(Source data)

————————

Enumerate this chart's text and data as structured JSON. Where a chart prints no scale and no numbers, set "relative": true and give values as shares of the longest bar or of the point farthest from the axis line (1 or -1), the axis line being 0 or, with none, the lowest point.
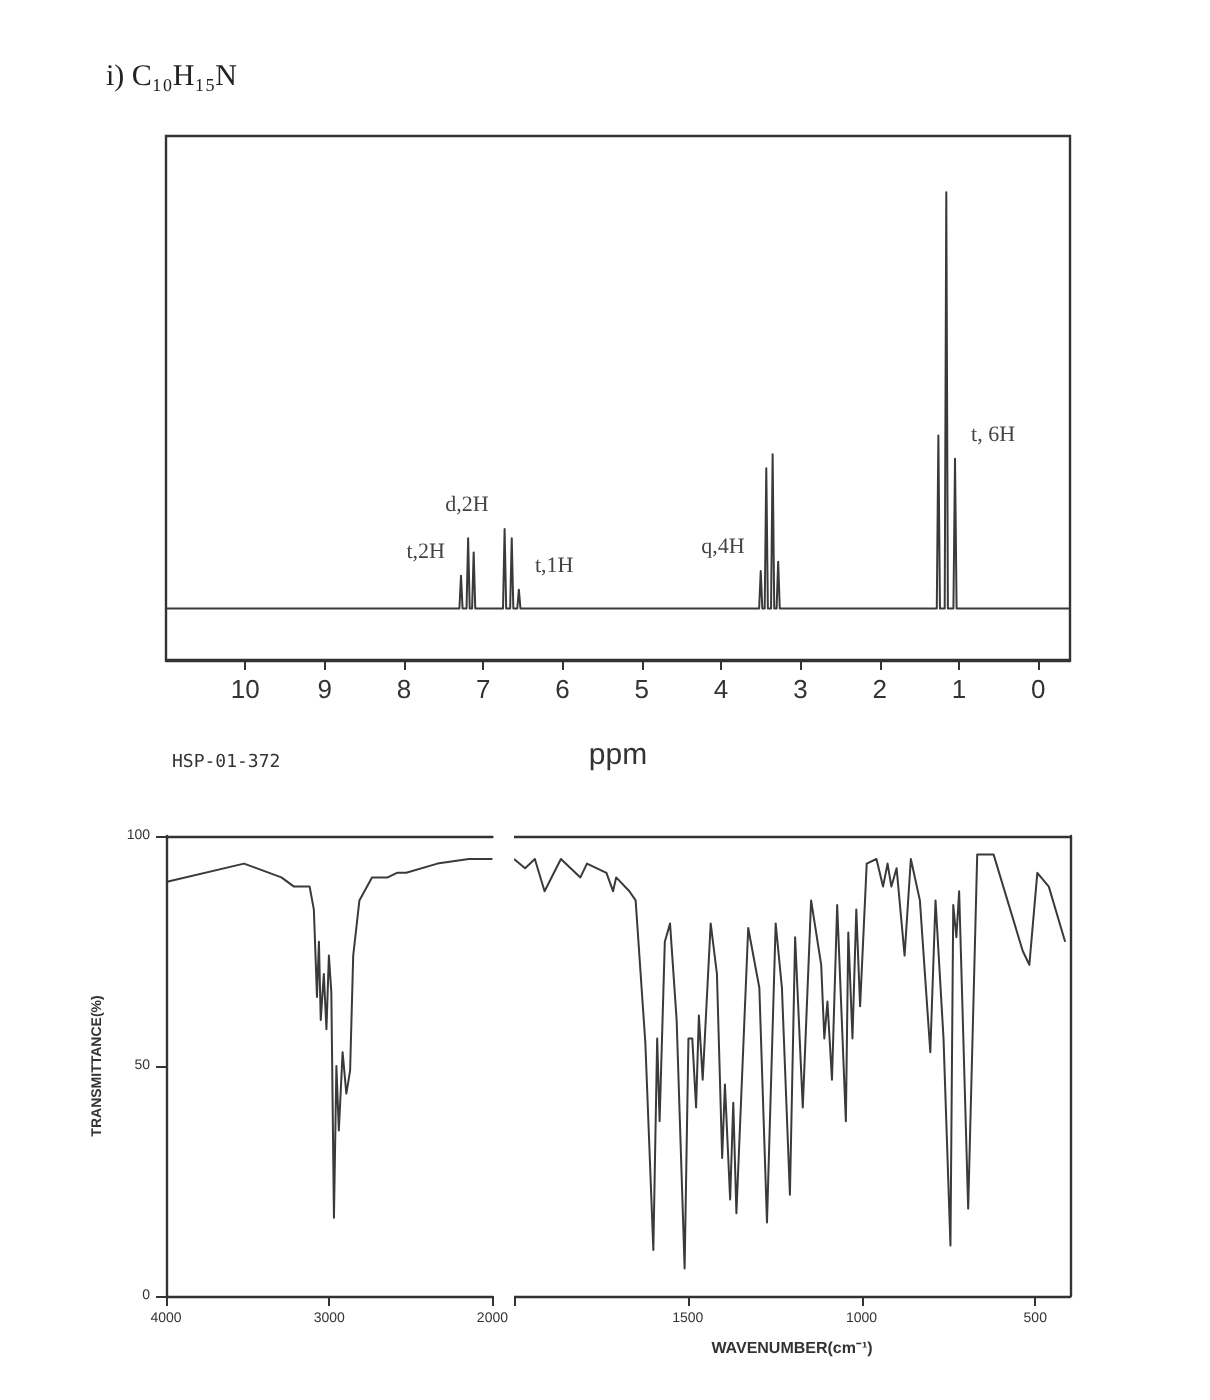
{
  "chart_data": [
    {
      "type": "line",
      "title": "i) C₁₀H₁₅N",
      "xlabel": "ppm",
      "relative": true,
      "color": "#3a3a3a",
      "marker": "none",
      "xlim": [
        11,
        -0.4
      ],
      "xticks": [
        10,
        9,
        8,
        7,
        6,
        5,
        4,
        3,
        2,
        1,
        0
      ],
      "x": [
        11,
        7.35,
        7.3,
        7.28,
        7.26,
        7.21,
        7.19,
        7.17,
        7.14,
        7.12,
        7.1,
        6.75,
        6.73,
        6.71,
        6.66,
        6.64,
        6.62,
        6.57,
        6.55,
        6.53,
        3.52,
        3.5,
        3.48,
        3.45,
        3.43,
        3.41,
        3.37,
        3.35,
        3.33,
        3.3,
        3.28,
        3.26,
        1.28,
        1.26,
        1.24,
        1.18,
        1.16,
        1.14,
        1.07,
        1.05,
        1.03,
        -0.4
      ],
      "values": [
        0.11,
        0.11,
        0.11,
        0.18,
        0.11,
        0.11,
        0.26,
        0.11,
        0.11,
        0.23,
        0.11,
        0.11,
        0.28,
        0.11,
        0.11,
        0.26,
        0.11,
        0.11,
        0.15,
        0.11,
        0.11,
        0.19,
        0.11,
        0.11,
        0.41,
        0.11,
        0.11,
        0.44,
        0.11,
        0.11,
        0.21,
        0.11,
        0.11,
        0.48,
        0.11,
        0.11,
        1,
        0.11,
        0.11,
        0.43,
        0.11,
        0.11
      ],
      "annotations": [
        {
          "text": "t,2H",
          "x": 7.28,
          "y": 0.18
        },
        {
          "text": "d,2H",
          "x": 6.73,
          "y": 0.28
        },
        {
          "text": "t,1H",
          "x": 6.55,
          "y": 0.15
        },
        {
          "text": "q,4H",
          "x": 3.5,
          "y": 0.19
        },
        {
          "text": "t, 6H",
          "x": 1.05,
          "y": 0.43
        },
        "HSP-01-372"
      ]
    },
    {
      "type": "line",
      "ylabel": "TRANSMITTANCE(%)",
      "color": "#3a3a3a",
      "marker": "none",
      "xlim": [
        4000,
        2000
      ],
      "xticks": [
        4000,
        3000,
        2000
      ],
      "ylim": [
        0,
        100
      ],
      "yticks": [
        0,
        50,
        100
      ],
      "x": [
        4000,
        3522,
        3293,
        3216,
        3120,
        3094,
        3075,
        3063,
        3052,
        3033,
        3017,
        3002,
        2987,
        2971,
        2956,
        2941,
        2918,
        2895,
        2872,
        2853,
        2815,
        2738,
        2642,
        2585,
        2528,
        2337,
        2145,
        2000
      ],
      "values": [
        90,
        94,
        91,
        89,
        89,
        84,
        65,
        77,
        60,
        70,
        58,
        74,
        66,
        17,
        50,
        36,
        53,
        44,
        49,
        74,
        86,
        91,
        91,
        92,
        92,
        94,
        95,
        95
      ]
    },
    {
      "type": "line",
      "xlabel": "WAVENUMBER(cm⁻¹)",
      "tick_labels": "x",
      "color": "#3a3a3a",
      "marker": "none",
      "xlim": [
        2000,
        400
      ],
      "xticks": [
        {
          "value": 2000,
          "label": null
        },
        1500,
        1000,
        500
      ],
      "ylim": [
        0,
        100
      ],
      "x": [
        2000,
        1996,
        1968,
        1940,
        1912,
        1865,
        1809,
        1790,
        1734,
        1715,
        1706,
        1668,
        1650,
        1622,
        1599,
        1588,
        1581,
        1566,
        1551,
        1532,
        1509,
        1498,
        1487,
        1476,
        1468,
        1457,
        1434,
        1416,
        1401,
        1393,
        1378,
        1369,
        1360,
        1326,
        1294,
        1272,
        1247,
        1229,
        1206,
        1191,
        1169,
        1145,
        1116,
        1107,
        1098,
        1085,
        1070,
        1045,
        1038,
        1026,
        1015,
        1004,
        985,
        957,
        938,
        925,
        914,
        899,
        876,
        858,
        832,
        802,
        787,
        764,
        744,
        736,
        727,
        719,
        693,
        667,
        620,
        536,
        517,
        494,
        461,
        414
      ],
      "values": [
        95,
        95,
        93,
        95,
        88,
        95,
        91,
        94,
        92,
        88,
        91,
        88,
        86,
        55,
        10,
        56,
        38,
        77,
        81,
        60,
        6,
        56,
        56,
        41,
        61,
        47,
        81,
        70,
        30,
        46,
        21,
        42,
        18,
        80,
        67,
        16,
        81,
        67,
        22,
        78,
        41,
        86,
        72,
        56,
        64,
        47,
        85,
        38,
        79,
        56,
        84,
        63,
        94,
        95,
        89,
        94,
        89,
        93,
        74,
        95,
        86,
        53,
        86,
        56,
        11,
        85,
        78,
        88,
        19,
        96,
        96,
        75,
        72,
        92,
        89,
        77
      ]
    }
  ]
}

————————

- Task statement -
Transcribe the records word for word and include no pictures.

- Written solution -
Enumerate this chart's text and data as structured JSON. Where a chart prints no scale and no numbers, set "relative": true and give values as shares of the longest bar or of the point farthest from the axis line (1 or -1), the axis line being 0 or, with none, the lowest point.
{
  "chart_data": [
    {
      "type": "line",
      "title": "i) C₁₀H₁₅N",
      "xlabel": "ppm",
      "relative": true,
      "color": "#3a3a3a",
      "marker": "none",
      "xlim": [
        11,
        -0.4
      ],
      "xticks": [
        10,
        9,
        8,
        7,
        6,
        5,
        4,
        3,
        2,
        1,
        0
      ],
      "x": [
        11,
        7.35,
        7.3,
        7.28,
        7.26,
        7.21,
        7.19,
        7.17,
        7.14,
        7.12,
        7.1,
        6.75,
        6.73,
        6.71,
        6.66,
        6.64,
        6.62,
        6.57,
        6.55,
        6.53,
        3.52,
        3.5,
        3.48,
        3.45,
        3.43,
        3.41,
        3.37,
        3.35,
        3.33,
        3.3,
        3.28,
        3.26,
        1.28,
        1.26,
        1.24,
        1.18,
        1.16,
        1.14,
        1.07,
        1.05,
        1.03,
        -0.4
      ],
      "values": [
        0.11,
        0.11,
        0.11,
        0.18,
        0.11,
        0.11,
        0.26,
        0.11,
        0.11,
        0.23,
        0.11,
        0.11,
        0.28,
        0.11,
        0.11,
        0.26,
        0.11,
        0.11,
        0.15,
        0.11,
        0.11,
        0.19,
        0.11,
        0.11,
        0.41,
        0.11,
        0.11,
        0.44,
        0.11,
        0.11,
        0.21,
        0.11,
        0.11,
        0.48,
        0.11,
        0.11,
        1,
        0.11,
        0.11,
        0.43,
        0.11,
        0.11
      ],
      "annotations": [
        {
          "text": "t,2H",
          "x": 7.28,
          "y": 0.18
        },
        {
          "text": "d,2H",
          "x": 6.73,
          "y": 0.28
        },
        {
          "text": "t,1H",
          "x": 6.55,
          "y": 0.15
        },
        {
          "text": "q,4H",
          "x": 3.5,
          "y": 0.19
        },
        {
          "text": "t, 6H",
          "x": 1.05,
          "y": 0.43
        },
        "HSP-01-372"
      ]
    },
    {
      "type": "line",
      "ylabel": "TRANSMITTANCE(%)",
      "color": "#3a3a3a",
      "marker": "none",
      "xlim": [
        4000,
        2000
      ],
      "xticks": [
        4000,
        3000,
        2000
      ],
      "ylim": [
        0,
        100
      ],
      "yticks": [
        0,
        50,
        100
      ],
      "x": [
        4000,
        3522,
        3293,
        3216,
        3120,
        3094,
        3075,
        3063,
        3052,
        3033,
        3017,
        3002,
        2987,
        2971,
        2956,
        2941,
        2918,
        2895,
        2872,
        2853,
        2815,
        2738,
        2642,
        2585,
        2528,
        2337,
        2145,
        2000
      ],
      "values": [
        90,
        94,
        91,
        89,
        89,
        84,
        65,
        77,
        60,
        70,
        58,
        74,
        66,
        17,
        50,
        36,
        53,
        44,
        49,
        74,
        86,
        91,
        91,
        92,
        92,
        94,
        95,
        95
      ]
    },
    {
      "type": "line",
      "xlabel": "WAVENUMBER(cm⁻¹)",
      "tick_labels": "x",
      "color": "#3a3a3a",
      "marker": "none",
      "xlim": [
        2000,
        400
      ],
      "xticks": [
        {
          "value": 2000,
          "label": null
        },
        1500,
        1000,
        500
      ],
      "ylim": [
        0,
        100
      ],
      "x": [
        2000,
        1996,
        1968,
        1940,
        1912,
        1865,
        1809,
        1790,
        1734,
        1715,
        1706,
        1668,
        1650,
        1622,
        1599,
        1588,
        1581,
        1566,
        1551,
        1532,
        1509,
        1498,
        1487,
        1476,
        1468,
        1457,
        1434,
        1416,
        1401,
        1393,
        1378,
        1369,
        1360,
        1326,
        1294,
        1272,
        1247,
        1229,
        1206,
        1191,
        1169,
        1145,
        1116,
        1107,
        1098,
        1085,
        1070,
        1045,
        1038,
        1026,
        1015,
        1004,
        985,
        957,
        938,
        925,
        914,
        899,
        876,
        858,
        832,
        802,
        787,
        764,
        744,
        736,
        727,
        719,
        693,
        667,
        620,
        536,
        517,
        494,
        461,
        414
      ],
      "values": [
        95,
        95,
        93,
        95,
        88,
        95,
        91,
        94,
        92,
        88,
        91,
        88,
        86,
        55,
        10,
        56,
        38,
        77,
        81,
        60,
        6,
        56,
        56,
        41,
        61,
        47,
        81,
        70,
        30,
        46,
        21,
        42,
        18,
        80,
        67,
        16,
        81,
        67,
        22,
        78,
        41,
        86,
        72,
        56,
        64,
        47,
        85,
        38,
        79,
        56,
        84,
        63,
        94,
        95,
        89,
        94,
        89,
        93,
        74,
        95,
        86,
        53,
        86,
        56,
        11,
        85,
        78,
        88,
        19,
        96,
        96,
        75,
        72,
        92,
        89,
        77
      ]
    }
  ]
}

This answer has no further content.